**What you are asked to do:** Hunt for the word "background" across the entries below, copying each line that holds it.
++++ Materials provided
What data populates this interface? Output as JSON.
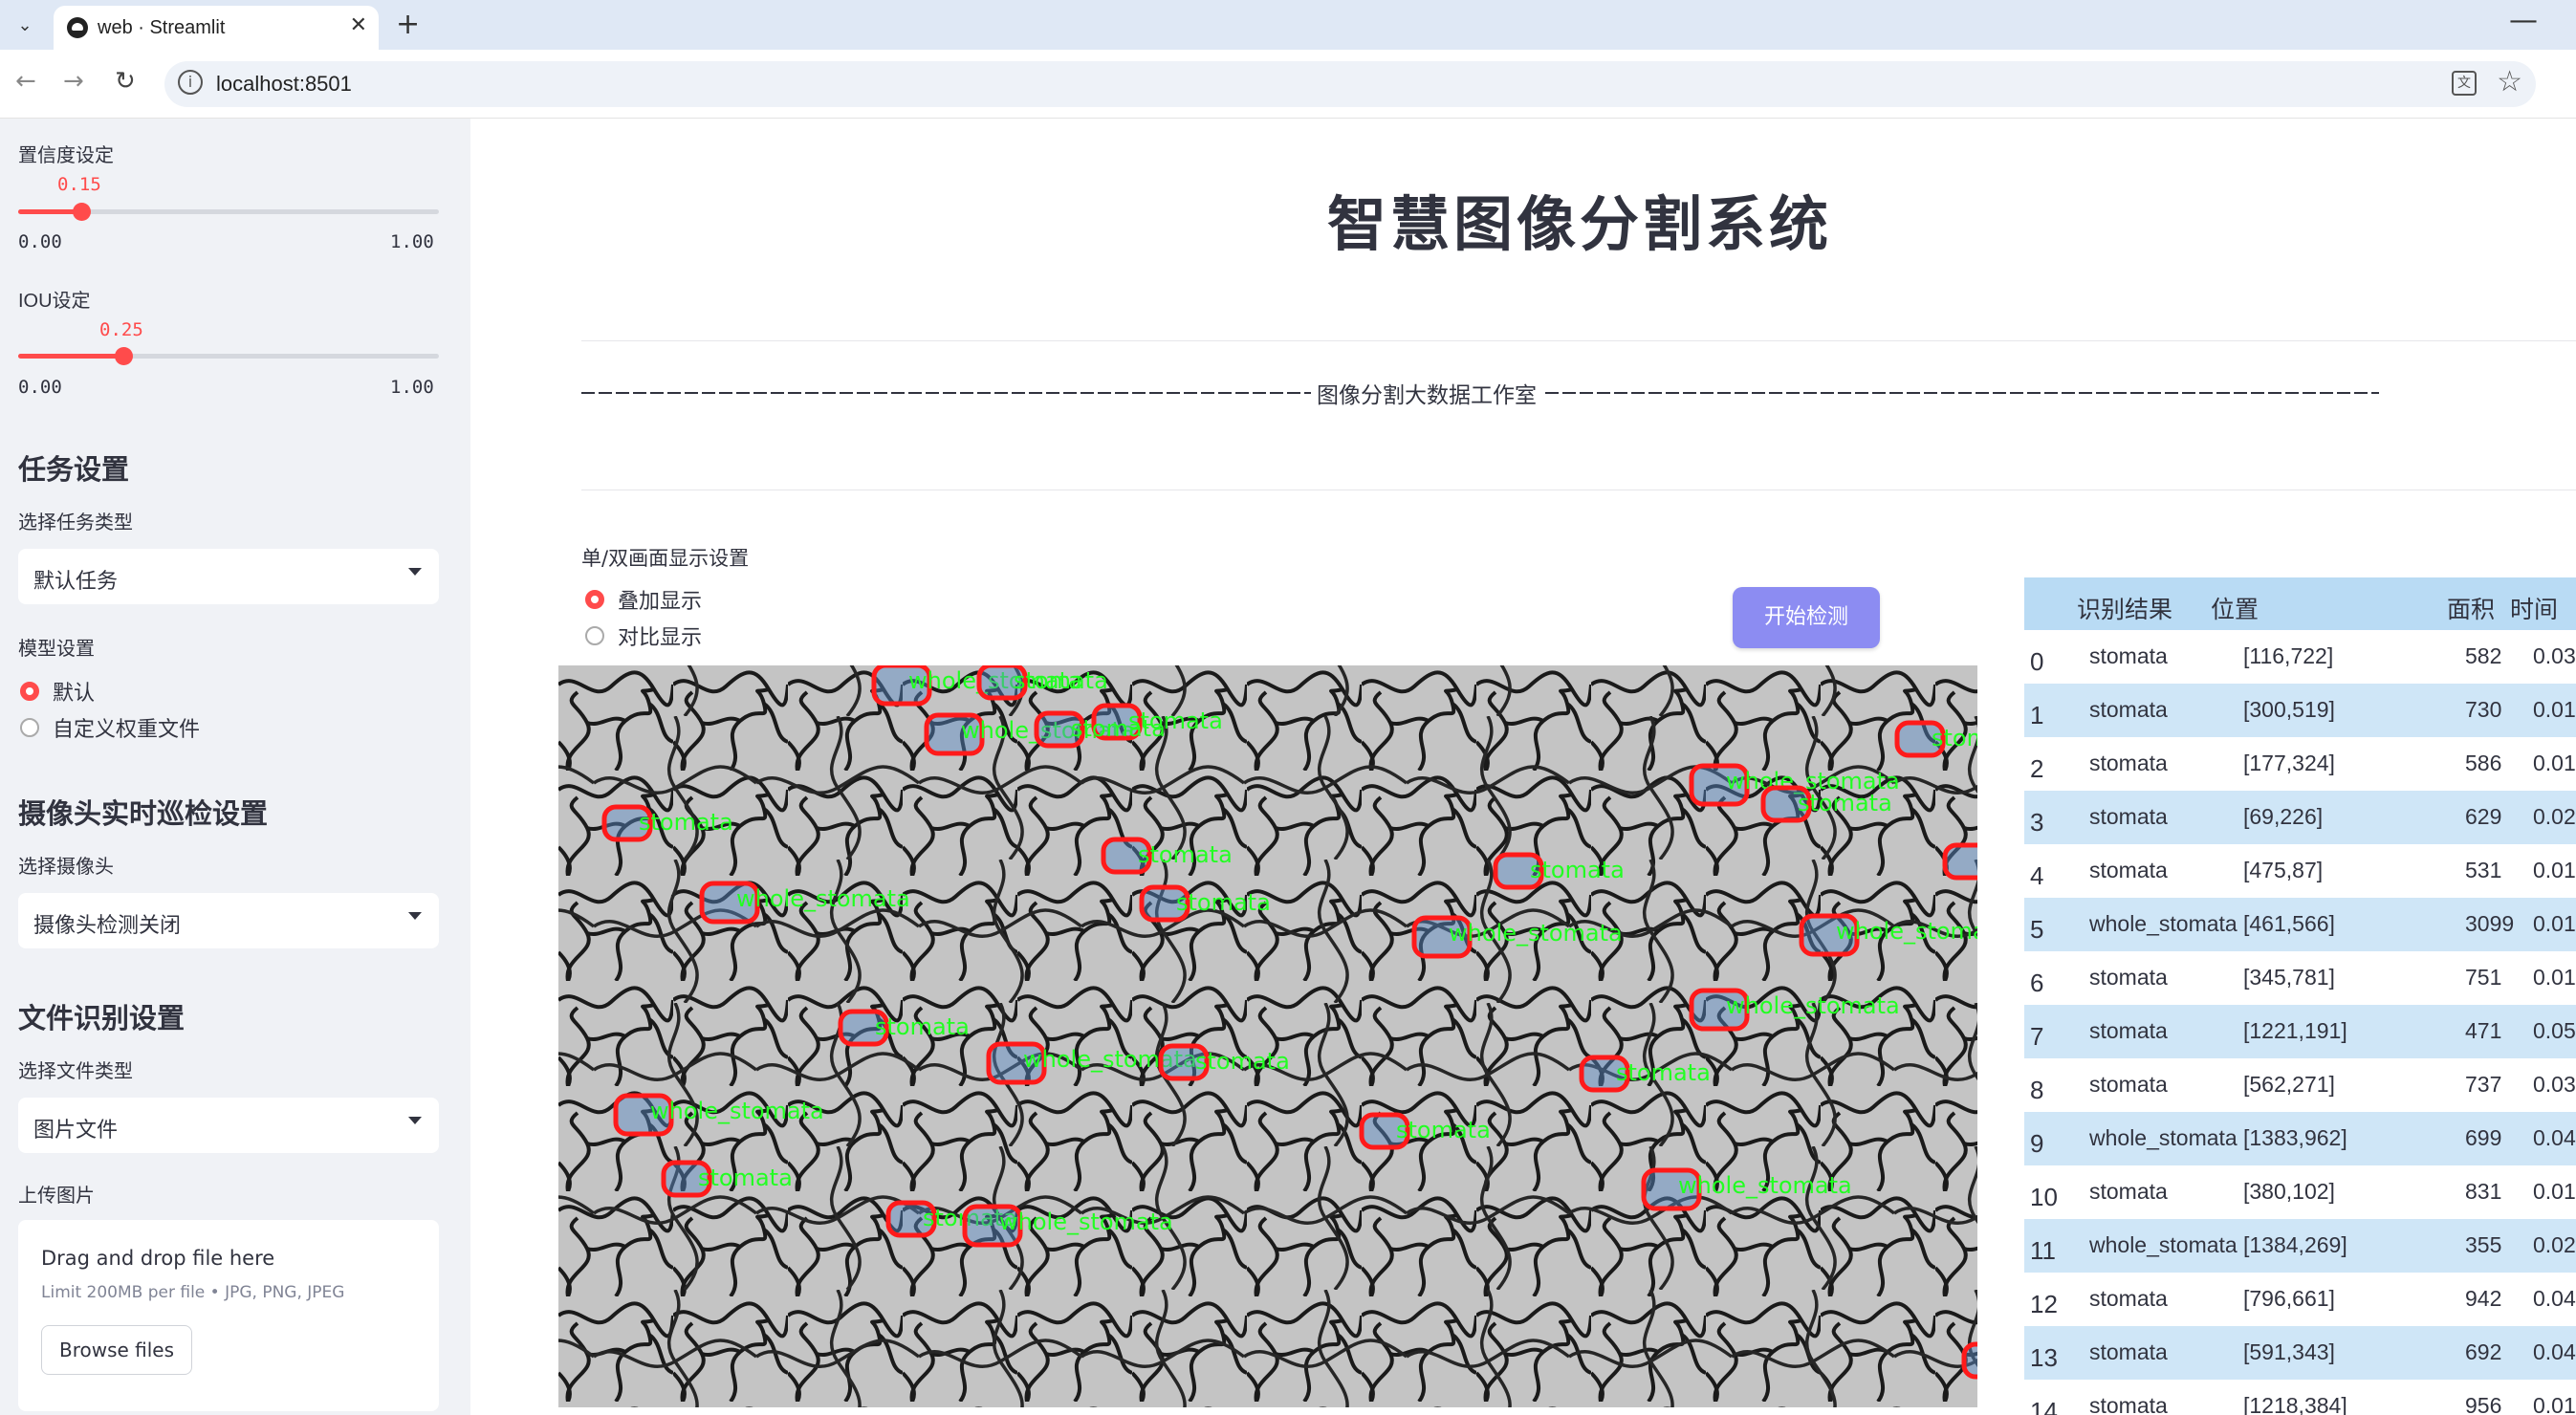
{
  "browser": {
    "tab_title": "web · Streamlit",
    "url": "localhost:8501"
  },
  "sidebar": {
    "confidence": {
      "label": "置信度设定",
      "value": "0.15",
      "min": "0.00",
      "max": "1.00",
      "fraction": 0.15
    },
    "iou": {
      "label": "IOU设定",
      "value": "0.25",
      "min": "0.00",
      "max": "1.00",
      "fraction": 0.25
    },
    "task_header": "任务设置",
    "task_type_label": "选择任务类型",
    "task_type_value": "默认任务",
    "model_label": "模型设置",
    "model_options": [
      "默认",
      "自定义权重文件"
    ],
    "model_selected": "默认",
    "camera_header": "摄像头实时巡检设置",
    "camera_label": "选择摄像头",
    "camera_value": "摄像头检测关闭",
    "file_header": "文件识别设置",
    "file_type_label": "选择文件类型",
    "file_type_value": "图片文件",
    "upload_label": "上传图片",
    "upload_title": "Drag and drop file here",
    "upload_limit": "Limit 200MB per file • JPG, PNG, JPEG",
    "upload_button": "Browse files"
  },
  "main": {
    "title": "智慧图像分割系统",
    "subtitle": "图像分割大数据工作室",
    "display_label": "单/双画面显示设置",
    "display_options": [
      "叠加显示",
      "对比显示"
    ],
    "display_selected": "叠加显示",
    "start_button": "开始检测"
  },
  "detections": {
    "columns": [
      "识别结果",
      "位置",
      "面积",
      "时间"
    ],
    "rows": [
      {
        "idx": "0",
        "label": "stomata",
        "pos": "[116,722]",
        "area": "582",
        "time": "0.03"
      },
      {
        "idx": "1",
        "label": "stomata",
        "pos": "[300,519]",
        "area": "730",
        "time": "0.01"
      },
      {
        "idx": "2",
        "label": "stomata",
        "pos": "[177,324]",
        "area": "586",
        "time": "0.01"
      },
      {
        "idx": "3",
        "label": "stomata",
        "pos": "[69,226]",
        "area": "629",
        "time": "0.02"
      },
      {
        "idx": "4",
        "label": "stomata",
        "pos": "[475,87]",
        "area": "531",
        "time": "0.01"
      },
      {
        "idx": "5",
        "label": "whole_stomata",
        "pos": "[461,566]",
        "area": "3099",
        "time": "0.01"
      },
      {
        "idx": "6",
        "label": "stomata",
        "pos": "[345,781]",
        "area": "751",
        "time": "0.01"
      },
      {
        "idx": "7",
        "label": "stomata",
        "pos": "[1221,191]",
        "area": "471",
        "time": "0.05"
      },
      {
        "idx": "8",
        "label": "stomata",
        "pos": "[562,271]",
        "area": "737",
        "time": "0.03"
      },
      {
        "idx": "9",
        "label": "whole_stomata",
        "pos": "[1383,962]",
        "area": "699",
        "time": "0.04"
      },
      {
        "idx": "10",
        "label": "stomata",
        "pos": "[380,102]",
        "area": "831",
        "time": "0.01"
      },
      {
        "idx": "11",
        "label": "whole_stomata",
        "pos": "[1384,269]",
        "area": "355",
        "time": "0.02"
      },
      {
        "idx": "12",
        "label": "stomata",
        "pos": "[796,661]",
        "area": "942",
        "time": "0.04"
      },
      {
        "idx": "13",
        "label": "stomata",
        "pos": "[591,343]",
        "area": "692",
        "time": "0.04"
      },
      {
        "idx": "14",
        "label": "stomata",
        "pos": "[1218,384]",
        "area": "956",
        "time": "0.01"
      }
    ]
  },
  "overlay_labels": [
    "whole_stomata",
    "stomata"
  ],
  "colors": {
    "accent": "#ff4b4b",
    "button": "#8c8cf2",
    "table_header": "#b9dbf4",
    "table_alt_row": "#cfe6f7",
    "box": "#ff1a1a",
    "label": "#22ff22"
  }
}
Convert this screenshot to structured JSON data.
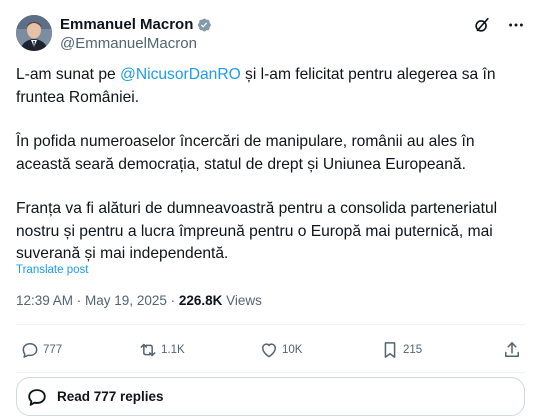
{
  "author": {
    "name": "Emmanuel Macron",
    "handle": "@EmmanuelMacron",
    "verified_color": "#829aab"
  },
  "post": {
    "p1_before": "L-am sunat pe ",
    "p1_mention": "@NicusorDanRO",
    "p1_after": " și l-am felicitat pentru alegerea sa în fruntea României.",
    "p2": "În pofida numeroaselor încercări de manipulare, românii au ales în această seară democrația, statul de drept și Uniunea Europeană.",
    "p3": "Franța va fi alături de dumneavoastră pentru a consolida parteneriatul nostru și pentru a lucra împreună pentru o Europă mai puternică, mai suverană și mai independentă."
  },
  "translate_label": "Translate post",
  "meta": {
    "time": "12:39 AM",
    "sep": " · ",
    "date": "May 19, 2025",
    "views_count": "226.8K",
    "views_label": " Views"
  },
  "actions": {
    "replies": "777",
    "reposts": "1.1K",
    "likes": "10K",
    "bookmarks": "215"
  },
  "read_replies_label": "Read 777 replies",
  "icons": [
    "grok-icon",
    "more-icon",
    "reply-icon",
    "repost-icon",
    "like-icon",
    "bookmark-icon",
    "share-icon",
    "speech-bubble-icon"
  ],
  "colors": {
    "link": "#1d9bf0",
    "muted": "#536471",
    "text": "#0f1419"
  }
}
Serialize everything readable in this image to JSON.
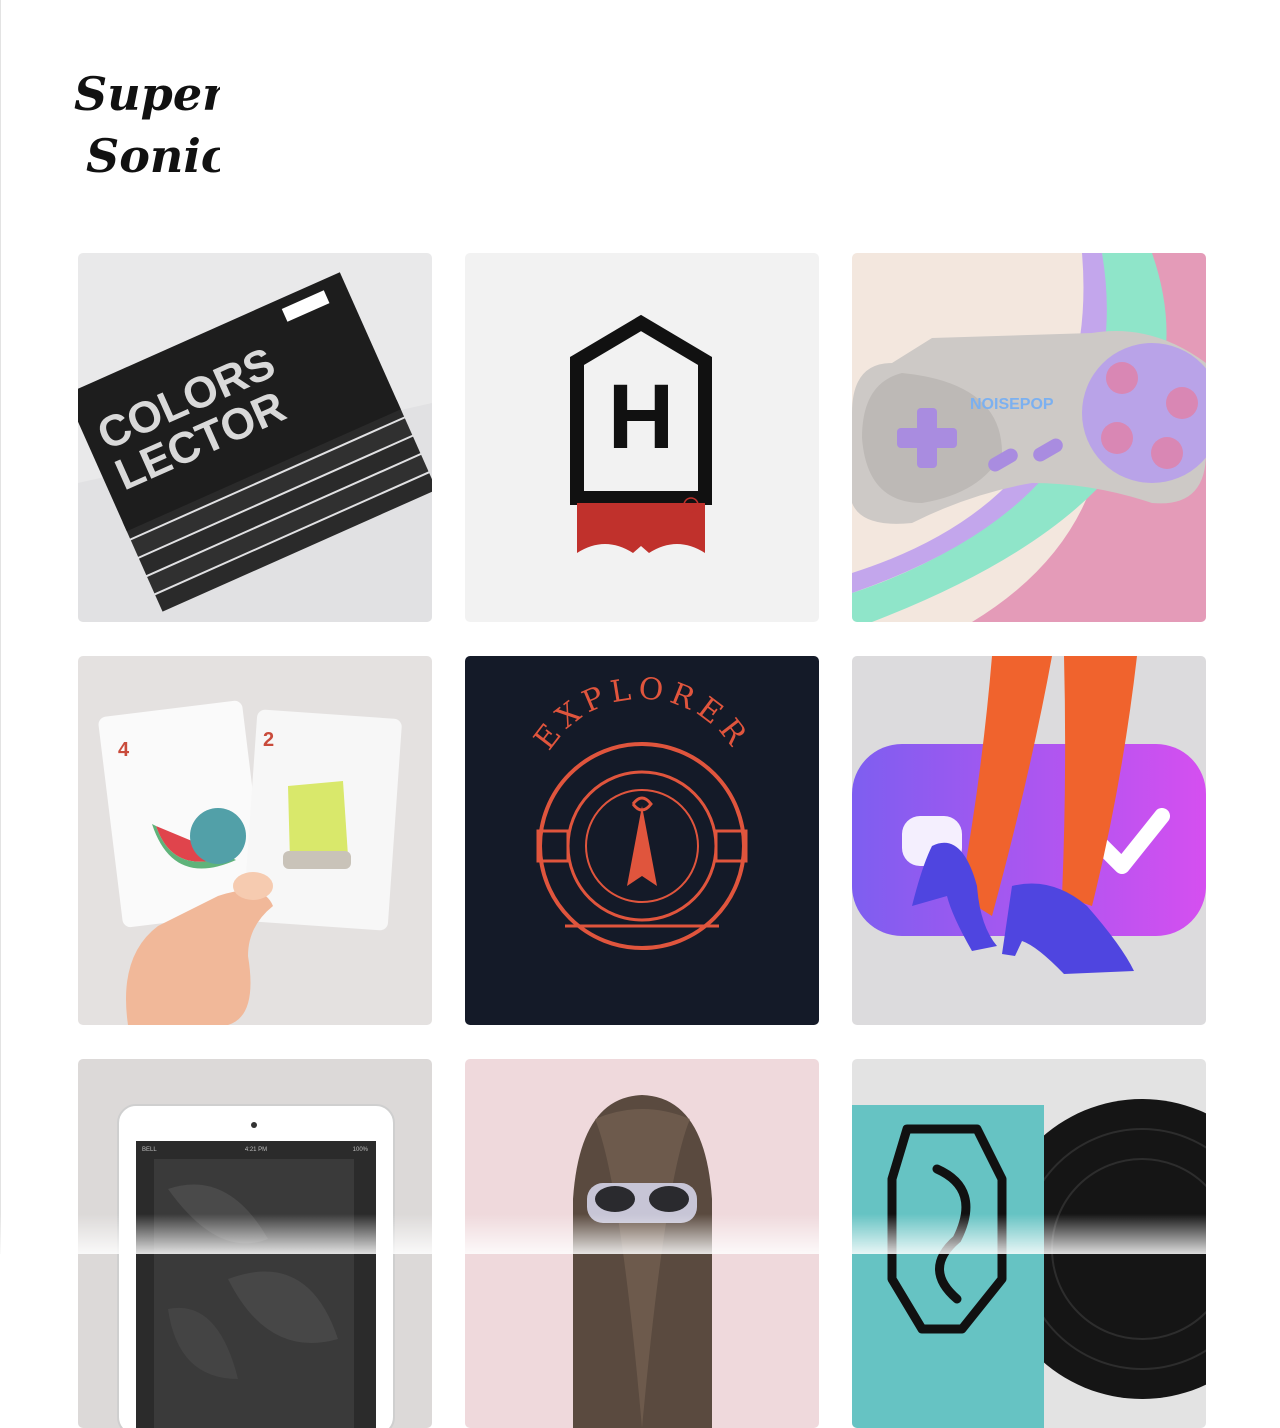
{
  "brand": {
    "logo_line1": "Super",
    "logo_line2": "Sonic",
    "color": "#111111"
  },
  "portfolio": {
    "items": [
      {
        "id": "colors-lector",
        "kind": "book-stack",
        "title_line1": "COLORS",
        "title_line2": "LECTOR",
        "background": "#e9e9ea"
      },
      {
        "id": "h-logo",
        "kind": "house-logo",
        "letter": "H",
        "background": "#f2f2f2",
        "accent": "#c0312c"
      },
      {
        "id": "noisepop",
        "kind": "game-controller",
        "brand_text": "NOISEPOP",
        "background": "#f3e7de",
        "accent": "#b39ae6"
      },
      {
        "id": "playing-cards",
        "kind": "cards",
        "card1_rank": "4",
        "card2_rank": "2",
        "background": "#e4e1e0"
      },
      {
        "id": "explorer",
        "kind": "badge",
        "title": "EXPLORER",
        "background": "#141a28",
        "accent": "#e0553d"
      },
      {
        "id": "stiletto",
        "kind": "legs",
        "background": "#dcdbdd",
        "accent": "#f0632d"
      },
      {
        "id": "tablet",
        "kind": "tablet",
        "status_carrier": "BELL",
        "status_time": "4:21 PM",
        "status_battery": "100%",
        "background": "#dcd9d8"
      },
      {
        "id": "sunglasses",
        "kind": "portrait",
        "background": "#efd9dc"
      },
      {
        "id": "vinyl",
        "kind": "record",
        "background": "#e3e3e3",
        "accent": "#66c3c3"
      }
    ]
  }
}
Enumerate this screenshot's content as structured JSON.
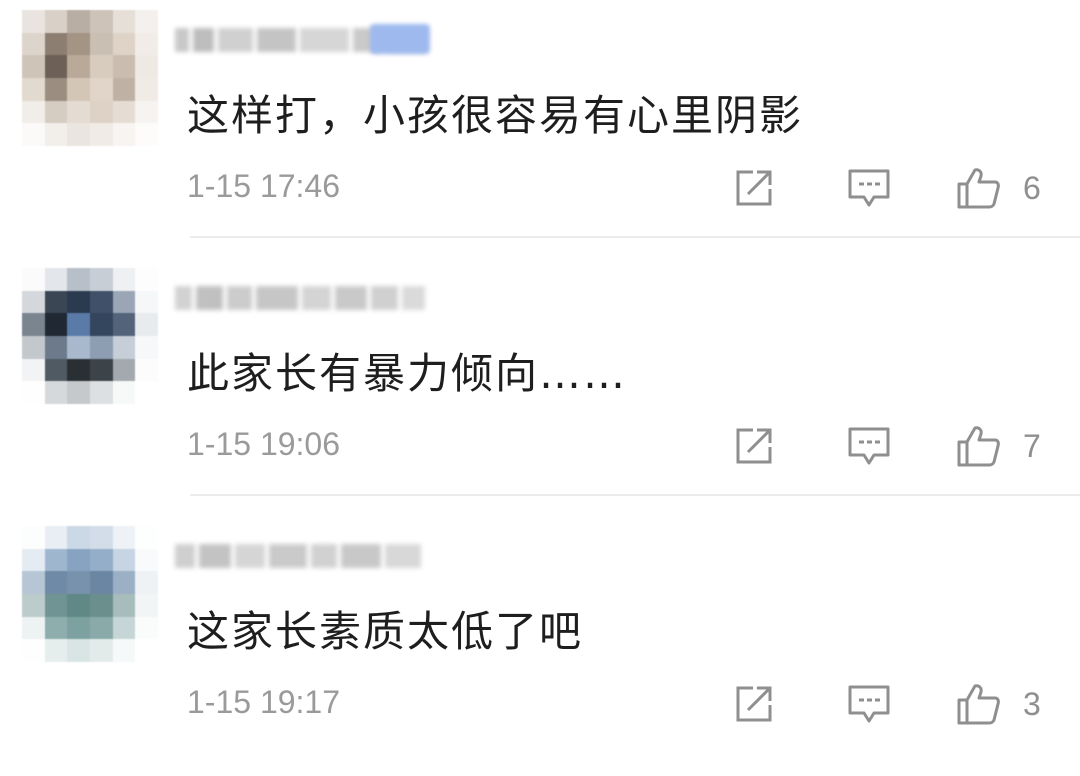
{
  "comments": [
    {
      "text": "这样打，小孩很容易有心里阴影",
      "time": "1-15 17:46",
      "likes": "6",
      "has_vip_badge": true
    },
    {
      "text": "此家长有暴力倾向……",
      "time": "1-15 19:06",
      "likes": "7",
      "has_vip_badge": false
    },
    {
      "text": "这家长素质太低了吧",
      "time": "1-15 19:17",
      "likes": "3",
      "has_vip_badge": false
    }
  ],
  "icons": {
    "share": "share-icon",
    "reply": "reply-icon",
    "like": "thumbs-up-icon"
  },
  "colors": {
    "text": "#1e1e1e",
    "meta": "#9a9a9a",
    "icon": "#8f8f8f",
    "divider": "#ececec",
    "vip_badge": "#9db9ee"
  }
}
++++++++
**The response:**
        "background": "#e9e9ea"
        "background": "#f2f2f2",
        "background": "#f3e7de",
        "background": "#e4e1e0"
        "background": "#141a28",
        "background": "#dcdbdd",
        "background": "#dcd9d8"
        "background": "#efd9dc"
        "background": "#e3e3e3",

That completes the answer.